# Start of Provided data

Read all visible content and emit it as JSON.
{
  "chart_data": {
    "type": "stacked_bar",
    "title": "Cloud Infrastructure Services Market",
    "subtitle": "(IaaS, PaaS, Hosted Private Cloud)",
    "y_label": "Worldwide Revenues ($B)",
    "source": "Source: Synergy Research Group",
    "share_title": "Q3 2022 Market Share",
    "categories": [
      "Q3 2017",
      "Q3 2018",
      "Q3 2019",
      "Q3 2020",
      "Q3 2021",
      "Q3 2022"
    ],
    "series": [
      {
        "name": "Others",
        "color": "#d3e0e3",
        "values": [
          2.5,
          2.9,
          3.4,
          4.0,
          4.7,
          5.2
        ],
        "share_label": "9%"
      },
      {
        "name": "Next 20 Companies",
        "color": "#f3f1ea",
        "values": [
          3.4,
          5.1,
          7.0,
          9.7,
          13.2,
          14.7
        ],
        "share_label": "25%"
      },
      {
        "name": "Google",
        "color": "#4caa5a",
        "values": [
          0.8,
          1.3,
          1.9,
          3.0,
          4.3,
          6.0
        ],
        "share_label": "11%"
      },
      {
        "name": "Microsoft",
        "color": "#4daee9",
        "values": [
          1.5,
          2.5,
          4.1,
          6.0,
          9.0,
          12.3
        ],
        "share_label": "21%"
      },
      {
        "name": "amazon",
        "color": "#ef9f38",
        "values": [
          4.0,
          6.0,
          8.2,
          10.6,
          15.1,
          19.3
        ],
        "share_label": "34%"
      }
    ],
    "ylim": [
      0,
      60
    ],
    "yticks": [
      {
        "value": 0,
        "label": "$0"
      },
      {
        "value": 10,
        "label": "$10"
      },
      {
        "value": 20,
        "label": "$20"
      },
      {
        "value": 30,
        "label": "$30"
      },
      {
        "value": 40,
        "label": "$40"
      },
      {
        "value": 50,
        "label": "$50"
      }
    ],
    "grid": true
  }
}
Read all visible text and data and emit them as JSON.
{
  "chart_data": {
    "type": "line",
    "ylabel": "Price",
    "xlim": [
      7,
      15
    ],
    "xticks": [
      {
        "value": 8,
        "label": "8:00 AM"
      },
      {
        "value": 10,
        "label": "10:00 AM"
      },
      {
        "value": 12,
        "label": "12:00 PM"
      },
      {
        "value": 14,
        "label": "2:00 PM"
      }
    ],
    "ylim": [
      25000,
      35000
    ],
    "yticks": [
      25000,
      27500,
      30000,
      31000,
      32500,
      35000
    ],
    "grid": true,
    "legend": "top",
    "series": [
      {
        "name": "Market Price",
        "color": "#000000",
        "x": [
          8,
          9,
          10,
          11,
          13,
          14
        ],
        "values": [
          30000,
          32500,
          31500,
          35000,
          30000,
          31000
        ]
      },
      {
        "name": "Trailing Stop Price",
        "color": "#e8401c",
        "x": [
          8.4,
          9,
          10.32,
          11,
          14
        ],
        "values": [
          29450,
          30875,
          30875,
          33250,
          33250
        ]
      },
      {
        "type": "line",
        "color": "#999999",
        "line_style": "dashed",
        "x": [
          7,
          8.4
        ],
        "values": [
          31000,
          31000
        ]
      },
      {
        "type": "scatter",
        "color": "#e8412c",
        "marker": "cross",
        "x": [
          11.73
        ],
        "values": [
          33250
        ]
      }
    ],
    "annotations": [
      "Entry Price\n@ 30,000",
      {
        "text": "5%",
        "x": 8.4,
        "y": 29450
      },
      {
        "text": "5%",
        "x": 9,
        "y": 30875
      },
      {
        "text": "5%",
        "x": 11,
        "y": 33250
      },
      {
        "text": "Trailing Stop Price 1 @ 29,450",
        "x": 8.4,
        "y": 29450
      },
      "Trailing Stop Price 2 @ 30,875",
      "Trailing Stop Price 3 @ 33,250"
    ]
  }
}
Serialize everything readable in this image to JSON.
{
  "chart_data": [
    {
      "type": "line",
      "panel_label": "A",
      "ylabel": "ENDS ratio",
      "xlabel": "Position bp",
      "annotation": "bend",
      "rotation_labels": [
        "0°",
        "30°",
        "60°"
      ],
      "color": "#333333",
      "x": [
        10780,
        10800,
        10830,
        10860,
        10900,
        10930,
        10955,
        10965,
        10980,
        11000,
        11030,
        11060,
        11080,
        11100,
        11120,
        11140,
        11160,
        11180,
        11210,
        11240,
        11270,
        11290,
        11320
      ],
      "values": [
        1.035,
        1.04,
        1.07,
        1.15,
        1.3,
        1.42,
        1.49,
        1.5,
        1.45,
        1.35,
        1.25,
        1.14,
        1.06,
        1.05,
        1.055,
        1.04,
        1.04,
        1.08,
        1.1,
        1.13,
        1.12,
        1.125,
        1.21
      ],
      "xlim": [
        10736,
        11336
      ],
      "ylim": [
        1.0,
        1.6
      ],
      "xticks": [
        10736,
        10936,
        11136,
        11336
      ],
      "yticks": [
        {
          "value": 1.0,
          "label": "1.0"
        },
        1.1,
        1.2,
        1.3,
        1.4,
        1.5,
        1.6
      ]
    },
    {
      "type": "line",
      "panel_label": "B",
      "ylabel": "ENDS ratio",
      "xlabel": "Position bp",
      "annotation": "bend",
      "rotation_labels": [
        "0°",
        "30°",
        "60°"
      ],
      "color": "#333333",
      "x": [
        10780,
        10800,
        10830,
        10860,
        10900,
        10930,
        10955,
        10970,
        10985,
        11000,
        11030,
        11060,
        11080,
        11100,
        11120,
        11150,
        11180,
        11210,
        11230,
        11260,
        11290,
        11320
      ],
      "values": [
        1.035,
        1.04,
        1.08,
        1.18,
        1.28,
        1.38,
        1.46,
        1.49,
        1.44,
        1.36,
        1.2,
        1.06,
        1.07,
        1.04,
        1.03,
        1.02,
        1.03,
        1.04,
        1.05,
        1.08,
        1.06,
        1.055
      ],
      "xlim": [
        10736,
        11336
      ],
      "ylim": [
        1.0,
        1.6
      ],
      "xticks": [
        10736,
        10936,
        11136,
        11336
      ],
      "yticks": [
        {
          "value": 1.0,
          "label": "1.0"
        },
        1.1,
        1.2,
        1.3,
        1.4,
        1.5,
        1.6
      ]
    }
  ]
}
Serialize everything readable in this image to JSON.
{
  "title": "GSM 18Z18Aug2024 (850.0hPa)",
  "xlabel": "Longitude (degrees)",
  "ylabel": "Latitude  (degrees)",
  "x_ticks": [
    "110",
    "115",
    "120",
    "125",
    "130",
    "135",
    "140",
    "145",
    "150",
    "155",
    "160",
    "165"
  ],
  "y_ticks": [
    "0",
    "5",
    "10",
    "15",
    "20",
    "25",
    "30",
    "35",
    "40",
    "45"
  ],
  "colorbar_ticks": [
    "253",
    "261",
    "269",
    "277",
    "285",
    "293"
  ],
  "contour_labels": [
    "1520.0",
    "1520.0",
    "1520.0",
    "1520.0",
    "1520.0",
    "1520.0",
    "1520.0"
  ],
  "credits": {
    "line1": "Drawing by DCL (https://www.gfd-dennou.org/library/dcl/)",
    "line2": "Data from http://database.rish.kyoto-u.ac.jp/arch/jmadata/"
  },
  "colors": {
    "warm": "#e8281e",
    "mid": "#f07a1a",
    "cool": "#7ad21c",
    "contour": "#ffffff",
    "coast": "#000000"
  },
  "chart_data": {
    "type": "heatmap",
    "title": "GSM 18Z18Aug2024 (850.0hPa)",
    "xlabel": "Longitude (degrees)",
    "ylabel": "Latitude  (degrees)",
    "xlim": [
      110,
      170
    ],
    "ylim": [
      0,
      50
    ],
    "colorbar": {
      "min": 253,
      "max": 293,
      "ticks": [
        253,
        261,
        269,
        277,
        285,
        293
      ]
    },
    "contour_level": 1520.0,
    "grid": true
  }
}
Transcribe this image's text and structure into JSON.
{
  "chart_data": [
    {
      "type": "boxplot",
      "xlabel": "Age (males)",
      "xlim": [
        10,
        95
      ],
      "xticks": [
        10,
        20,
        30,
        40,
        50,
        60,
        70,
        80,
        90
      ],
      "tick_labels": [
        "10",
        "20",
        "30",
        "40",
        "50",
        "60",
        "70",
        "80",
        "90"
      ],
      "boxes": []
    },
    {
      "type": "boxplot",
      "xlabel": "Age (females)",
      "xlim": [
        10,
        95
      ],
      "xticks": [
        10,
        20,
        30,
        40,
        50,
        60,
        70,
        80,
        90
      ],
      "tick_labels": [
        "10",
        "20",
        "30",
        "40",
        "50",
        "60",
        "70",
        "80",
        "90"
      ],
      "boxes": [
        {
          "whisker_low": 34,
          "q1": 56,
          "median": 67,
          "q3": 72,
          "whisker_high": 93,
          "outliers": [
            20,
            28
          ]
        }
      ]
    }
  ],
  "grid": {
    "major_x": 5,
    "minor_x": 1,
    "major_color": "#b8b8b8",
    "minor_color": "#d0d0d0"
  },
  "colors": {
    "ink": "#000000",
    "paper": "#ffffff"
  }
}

# End of Provided data

[Task description]
Please list every line of the records that contains "degrees".

[Expected answer]
  "xlabel": "Longitude (degrees)",
  "ylabel": "Latitude  (degrees)",
    "xlabel": "Longitude (degrees)",
    "ylabel": "Latitude  (degrees)",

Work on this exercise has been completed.